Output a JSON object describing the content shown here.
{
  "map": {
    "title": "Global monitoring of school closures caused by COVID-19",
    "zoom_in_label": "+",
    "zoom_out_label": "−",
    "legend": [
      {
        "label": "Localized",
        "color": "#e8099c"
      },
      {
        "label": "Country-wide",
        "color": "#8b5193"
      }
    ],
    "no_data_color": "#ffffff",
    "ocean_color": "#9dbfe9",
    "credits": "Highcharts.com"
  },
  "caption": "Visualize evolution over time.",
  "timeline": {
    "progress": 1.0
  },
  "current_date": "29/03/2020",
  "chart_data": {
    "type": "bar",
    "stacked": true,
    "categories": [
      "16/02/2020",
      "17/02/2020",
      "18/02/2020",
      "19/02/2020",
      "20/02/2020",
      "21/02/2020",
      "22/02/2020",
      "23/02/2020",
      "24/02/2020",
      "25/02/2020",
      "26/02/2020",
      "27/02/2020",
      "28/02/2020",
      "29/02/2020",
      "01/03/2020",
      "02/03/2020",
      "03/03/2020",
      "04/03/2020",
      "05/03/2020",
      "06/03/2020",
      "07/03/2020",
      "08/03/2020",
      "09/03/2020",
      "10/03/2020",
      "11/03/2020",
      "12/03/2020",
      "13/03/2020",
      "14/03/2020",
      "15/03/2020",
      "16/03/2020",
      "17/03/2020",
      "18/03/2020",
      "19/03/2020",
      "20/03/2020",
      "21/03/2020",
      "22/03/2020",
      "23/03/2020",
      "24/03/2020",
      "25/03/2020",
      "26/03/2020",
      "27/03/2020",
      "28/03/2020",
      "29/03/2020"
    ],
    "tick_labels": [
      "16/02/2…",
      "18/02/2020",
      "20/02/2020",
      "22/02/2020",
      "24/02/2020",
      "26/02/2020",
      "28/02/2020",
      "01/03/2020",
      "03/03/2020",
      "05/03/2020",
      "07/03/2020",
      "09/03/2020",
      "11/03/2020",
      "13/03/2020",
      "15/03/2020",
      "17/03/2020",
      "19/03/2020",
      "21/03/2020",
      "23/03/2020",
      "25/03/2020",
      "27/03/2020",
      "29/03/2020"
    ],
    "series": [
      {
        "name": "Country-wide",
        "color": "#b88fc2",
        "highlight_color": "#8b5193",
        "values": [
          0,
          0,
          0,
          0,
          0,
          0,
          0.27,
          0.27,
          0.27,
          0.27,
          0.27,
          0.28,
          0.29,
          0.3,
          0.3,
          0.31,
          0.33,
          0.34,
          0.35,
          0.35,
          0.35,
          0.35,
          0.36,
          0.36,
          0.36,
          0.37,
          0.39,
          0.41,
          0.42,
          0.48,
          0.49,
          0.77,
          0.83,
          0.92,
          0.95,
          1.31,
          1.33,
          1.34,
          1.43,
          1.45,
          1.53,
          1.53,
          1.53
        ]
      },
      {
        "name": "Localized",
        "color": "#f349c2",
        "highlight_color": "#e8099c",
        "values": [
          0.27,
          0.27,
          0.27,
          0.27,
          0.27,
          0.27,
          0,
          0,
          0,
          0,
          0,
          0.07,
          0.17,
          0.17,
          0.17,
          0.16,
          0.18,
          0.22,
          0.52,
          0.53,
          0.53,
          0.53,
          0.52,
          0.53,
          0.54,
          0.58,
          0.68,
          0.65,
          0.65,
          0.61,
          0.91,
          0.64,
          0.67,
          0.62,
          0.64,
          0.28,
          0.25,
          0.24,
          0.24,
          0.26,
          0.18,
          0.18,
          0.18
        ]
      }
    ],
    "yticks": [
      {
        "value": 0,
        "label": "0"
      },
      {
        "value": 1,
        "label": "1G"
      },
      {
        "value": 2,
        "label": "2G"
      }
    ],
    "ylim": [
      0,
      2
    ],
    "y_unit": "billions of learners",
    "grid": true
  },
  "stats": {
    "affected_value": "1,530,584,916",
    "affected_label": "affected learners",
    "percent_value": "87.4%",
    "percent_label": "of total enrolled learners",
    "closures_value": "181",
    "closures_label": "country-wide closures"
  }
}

* Task objective
Repeat the listing above without any change.

* Solution to this exercise
Output a JSON object describing the content shown here.
{
  "map": {
    "title": "Global monitoring of school closures caused by COVID-19",
    "zoom_in_label": "+",
    "zoom_out_label": "−",
    "legend": [
      {
        "label": "Localized",
        "color": "#e8099c"
      },
      {
        "label": "Country-wide",
        "color": "#8b5193"
      }
    ],
    "no_data_color": "#ffffff",
    "ocean_color": "#9dbfe9",
    "credits": "Highcharts.com"
  },
  "caption": "Visualize evolution over time.",
  "timeline": {
    "progress": 1.0
  },
  "current_date": "29/03/2020",
  "chart_data": {
    "type": "bar",
    "stacked": true,
    "categories": [
      "16/02/2020",
      "17/02/2020",
      "18/02/2020",
      "19/02/2020",
      "20/02/2020",
      "21/02/2020",
      "22/02/2020",
      "23/02/2020",
      "24/02/2020",
      "25/02/2020",
      "26/02/2020",
      "27/02/2020",
      "28/02/2020",
      "29/02/2020",
      "01/03/2020",
      "02/03/2020",
      "03/03/2020",
      "04/03/2020",
      "05/03/2020",
      "06/03/2020",
      "07/03/2020",
      "08/03/2020",
      "09/03/2020",
      "10/03/2020",
      "11/03/2020",
      "12/03/2020",
      "13/03/2020",
      "14/03/2020",
      "15/03/2020",
      "16/03/2020",
      "17/03/2020",
      "18/03/2020",
      "19/03/2020",
      "20/03/2020",
      "21/03/2020",
      "22/03/2020",
      "23/03/2020",
      "24/03/2020",
      "25/03/2020",
      "26/03/2020",
      "27/03/2020",
      "28/03/2020",
      "29/03/2020"
    ],
    "tick_labels": [
      "16/02/2…",
      "18/02/2020",
      "20/02/2020",
      "22/02/2020",
      "24/02/2020",
      "26/02/2020",
      "28/02/2020",
      "01/03/2020",
      "03/03/2020",
      "05/03/2020",
      "07/03/2020",
      "09/03/2020",
      "11/03/2020",
      "13/03/2020",
      "15/03/2020",
      "17/03/2020",
      "19/03/2020",
      "21/03/2020",
      "23/03/2020",
      "25/03/2020",
      "27/03/2020",
      "29/03/2020"
    ],
    "series": [
      {
        "name": "Country-wide",
        "color": "#b88fc2",
        "highlight_color": "#8b5193",
        "values": [
          0,
          0,
          0,
          0,
          0,
          0,
          0.27,
          0.27,
          0.27,
          0.27,
          0.27,
          0.28,
          0.29,
          0.3,
          0.3,
          0.31,
          0.33,
          0.34,
          0.35,
          0.35,
          0.35,
          0.35,
          0.36,
          0.36,
          0.36,
          0.37,
          0.39,
          0.41,
          0.42,
          0.48,
          0.49,
          0.77,
          0.83,
          0.92,
          0.95,
          1.31,
          1.33,
          1.34,
          1.43,
          1.45,
          1.53,
          1.53,
          1.53
        ]
      },
      {
        "name": "Localized",
        "color": "#f349c2",
        "highlight_color": "#e8099c",
        "values": [
          0.27,
          0.27,
          0.27,
          0.27,
          0.27,
          0.27,
          0,
          0,
          0,
          0,
          0,
          0.07,
          0.17,
          0.17,
          0.17,
          0.16,
          0.18,
          0.22,
          0.52,
          0.53,
          0.53,
          0.53,
          0.52,
          0.53,
          0.54,
          0.58,
          0.68,
          0.65,
          0.65,
          0.61,
          0.91,
          0.64,
          0.67,
          0.62,
          0.64,
          0.28,
          0.25,
          0.24,
          0.24,
          0.26,
          0.18,
          0.18,
          0.18
        ]
      }
    ],
    "yticks": [
      {
        "value": 0,
        "label": "0"
      },
      {
        "value": 1,
        "label": "1G"
      },
      {
        "value": 2,
        "label": "2G"
      }
    ],
    "ylim": [
      0,
      2
    ],
    "y_unit": "billions of learners",
    "grid": true
  },
  "stats": {
    "affected_value": "1,530,584,916",
    "affected_label": "affected learners",
    "percent_value": "87.4%",
    "percent_label": "of total enrolled learners",
    "closures_value": "181",
    "closures_label": "country-wide closures"
  }
}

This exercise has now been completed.